- **Article**

-- BEGIN --

In conclusion, Figure 5 demonstrates the substantial impact that measurement error has on the accuracy and precision of parameter estimates in the Lotka–Volterra model. The prey birth rate ( α ) and the predator–prey interaction rate ( β ) are particularly sensitive to noise in the data. As a result, accounting for measurement error is critical in ensuring the reliability of the parameter estimates in ecological models like the predator–prey system.

Table 5 summarizes the posterior estimates for the parameters α , β , γ , and δ in the Lotka–Volterra predator–prey model, both in the absence and presence of measurement error. The table provides important insights into the accuracy and uncertainty of the parameter estimates under different scenarios.

Table 5

Summary statistics of the MCMC results

Mean	se_mean	SD	2.5%	25%	50%	75%	97.5%	Effective sample size ( n eff )	Rhat ( R ˆ )
1.0616	0.00044	0.02199	1.0192	1.0468	1.0616	1.0765	1.1043	2454.19	1.0007
0.01480	0.000077	0.00373	0.00736	0.01238	0.01478	0.01735	0.02192	2342.20	1.0010
0.01386	0.00021	0.01361	0.00041	0.00408	0.00954	0.01941	0.05133	4158.54	0.9996
0.03053	0.000021	0.00105	0.02857	0.02981	0.03050	0.03122	0.03268	2493.19	0.9997

Key findings:

Prey birth rate ( α ): The mean estimate for α remains close to the true value in the no-error scenario, with narrow credible intervals, indicating high precision. However, when measurement error is introduced, the SD increases, reflecting greater uncertainty in the estimation of the prey birth rate. The effective sample size ( n eff ) also decreases slightly, indicating reduced efficiency of the MCMC sampling process.
Predator consumption rate ( β ): The parameter β , which governs how quickly predators consume prey, shows a significant increase in uncertainty when measurement error is present. The SD and credible intervals widen, and the mean estimate becomes more biased compared to the no-error scenario. This indicates that the predator–prey interaction term is particularly sensitive to noise in the data.
Predator death rate ( γ ): The mean estimate for γ shows minimal bias in both the error-free and error scenarios. However, similar to other parameters, the introduction of measurement error increases the uncertainty in its estimation, as indicated by the wider credible intervals. Despite this, the high effective sample size ( n eff ) suggests that the MCMC chains for γ are well-mixed, even in the presence of noise.
Predator growth rate ( δ ): The parameter δ , which represents the growth rate of the predator population due to prey consumption, shows increased variability when measurement error is introduced. The wider credible intervals indicate that the model struggles to precisely estimate predator growth dynamics in the presence of data noise. However, the effective sample size remains relatively high, suggesting stable MCMC convergence.
Overall impact: The presence of measurement error leads to a clear increase in the uncertainty of all parameter estimates, as evidenced by the wider credible intervals and increased SD. The results emphasize the importance of accounting for measurement error in ecological models, as failure to do so can result in biased and less precise parameter estimates, especially for interaction terms like β .

-- END --

(Data items)
-- BEGIN --

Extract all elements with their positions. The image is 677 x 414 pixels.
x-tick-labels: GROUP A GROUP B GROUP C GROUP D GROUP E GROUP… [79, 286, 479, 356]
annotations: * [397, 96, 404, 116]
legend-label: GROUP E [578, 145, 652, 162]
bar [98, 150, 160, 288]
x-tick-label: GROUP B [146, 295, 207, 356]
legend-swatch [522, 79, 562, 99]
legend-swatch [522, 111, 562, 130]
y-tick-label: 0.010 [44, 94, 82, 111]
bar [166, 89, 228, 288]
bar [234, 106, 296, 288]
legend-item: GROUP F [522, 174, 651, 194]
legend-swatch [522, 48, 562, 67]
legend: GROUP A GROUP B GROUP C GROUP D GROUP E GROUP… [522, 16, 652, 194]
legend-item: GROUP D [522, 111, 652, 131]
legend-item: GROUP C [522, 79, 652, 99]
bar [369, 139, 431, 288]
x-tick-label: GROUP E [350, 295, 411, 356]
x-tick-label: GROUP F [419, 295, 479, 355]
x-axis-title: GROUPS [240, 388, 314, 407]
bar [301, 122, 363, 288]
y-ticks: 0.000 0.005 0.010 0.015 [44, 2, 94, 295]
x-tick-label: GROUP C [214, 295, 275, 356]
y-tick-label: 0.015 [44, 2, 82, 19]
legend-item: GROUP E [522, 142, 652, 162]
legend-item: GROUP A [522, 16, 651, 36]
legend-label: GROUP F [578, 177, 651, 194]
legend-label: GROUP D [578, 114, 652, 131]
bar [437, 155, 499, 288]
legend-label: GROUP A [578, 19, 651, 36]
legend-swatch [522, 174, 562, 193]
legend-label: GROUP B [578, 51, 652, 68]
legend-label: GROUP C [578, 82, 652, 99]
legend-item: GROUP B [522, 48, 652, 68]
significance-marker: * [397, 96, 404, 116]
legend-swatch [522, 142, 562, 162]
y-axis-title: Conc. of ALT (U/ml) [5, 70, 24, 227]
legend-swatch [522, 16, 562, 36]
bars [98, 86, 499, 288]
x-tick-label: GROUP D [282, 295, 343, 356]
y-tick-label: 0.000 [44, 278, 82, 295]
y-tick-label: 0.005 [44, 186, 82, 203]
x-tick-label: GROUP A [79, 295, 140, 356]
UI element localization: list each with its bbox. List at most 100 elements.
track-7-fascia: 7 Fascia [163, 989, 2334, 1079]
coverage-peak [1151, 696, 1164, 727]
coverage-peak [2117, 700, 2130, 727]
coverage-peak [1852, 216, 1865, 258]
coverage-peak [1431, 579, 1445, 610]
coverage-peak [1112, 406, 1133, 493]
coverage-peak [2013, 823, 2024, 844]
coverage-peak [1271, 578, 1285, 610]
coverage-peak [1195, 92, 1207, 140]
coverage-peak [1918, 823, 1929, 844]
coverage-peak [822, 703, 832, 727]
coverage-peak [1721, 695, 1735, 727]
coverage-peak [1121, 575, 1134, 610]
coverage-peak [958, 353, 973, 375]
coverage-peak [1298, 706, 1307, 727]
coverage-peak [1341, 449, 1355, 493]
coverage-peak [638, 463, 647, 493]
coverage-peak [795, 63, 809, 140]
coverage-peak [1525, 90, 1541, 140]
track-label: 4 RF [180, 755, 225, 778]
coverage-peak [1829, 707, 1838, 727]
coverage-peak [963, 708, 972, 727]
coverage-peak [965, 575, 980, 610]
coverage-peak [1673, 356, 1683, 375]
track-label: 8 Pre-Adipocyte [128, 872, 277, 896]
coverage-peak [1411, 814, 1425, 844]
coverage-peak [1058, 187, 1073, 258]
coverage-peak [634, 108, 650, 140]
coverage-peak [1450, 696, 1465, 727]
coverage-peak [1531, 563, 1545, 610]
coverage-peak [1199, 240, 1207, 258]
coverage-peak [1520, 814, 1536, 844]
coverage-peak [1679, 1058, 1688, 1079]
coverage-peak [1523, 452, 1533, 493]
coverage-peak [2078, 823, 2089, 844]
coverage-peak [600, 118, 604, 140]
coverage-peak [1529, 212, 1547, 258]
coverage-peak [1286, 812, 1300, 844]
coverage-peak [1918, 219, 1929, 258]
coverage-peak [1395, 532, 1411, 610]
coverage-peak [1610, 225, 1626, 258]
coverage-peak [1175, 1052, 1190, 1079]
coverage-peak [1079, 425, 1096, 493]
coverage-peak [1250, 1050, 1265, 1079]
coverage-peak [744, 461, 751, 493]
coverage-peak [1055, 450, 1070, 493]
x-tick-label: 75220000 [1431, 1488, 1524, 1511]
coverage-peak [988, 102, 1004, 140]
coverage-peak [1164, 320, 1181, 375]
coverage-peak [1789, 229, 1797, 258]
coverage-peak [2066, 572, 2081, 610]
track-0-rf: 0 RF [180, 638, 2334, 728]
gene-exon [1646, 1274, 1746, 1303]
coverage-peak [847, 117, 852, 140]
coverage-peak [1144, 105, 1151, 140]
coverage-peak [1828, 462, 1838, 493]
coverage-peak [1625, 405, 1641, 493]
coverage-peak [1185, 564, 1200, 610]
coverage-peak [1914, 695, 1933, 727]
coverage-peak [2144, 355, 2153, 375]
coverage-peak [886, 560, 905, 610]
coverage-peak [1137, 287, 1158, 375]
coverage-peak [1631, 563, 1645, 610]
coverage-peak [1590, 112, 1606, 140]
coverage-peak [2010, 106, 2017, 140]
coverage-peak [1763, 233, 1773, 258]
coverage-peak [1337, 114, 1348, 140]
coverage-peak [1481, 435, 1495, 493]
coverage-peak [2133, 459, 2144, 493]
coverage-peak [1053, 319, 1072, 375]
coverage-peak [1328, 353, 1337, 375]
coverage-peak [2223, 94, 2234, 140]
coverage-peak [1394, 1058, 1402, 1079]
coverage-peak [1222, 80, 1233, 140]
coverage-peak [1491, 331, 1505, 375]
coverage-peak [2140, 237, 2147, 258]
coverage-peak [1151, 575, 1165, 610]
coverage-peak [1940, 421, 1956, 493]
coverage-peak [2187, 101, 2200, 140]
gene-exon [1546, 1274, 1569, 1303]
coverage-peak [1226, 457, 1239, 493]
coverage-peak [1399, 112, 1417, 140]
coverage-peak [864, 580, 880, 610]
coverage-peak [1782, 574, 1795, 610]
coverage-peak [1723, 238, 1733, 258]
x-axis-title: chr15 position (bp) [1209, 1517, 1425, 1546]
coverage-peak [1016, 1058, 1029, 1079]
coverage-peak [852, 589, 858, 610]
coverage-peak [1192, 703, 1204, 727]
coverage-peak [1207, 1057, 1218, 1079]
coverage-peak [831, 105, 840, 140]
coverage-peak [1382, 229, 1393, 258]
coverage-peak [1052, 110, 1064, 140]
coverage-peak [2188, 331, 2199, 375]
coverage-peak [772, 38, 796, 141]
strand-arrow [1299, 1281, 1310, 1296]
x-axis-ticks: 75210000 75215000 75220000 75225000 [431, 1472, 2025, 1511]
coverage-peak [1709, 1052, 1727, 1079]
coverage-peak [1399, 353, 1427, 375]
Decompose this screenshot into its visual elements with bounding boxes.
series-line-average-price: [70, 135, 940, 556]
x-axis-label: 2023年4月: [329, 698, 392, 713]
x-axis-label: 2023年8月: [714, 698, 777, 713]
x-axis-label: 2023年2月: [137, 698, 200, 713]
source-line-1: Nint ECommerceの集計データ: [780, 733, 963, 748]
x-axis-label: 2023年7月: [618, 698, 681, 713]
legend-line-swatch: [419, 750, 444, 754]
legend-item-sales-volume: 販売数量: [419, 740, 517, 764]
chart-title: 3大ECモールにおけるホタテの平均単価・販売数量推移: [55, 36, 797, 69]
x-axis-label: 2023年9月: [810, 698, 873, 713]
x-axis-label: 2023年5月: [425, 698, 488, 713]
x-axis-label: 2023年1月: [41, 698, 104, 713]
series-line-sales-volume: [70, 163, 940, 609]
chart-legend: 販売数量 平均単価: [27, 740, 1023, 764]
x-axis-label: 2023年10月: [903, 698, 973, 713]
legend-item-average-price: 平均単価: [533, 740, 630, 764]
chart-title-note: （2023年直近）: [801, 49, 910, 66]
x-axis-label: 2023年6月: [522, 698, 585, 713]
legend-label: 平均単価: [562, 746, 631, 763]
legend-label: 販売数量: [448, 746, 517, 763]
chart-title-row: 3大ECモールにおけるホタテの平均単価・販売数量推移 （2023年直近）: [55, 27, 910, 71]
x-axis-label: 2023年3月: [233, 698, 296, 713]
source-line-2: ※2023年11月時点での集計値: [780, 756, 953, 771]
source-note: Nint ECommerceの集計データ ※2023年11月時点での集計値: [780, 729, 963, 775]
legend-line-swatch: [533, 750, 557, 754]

-- END --

- **Actions to take**
(1) According to the Lotka–Volterra article, which two parameters are particularly sensitive to noise in the data?
(2) Write out the listing from its first line up to and including the line with "x-tick-label: GROUP F [419, 295, 479, 355]".
The text and the listing have no connection to each other.

- **Solutions to each task**
(1) The prey birth rate (α) and the predator–prey interaction rate (β).

(2)
Extract all elements with their positions. The image is 677 x 414 pixels.
x-tick-labels: GROUP A GROUP B GROUP C GROUP D GROUP E GROUP… [79, 286, 479, 356]
annotations: * [397, 96, 404, 116]
legend-label: GROUP E [578, 145, 652, 162]
bar [98, 150, 160, 288]
x-tick-label: GROUP B [146, 295, 207, 356]
legend-swatch [522, 79, 562, 99]
legend-swatch [522, 111, 562, 130]
y-tick-label: 0.010 [44, 94, 82, 111]
bar [166, 89, 228, 288]
bar [234, 106, 296, 288]
legend-item: GROUP F [522, 174, 651, 194]
legend-swatch [522, 48, 562, 67]
legend: GROUP A GROUP B GROUP C GROUP D GROUP E GROUP… [522, 16, 652, 194]
legend-item: GROUP D [522, 111, 652, 131]
legend-item: GROUP C [522, 79, 652, 99]
bar [369, 139, 431, 288]
x-tick-label: GROUP E [350, 295, 411, 356]
x-tick-label: GROUP F [419, 295, 479, 355]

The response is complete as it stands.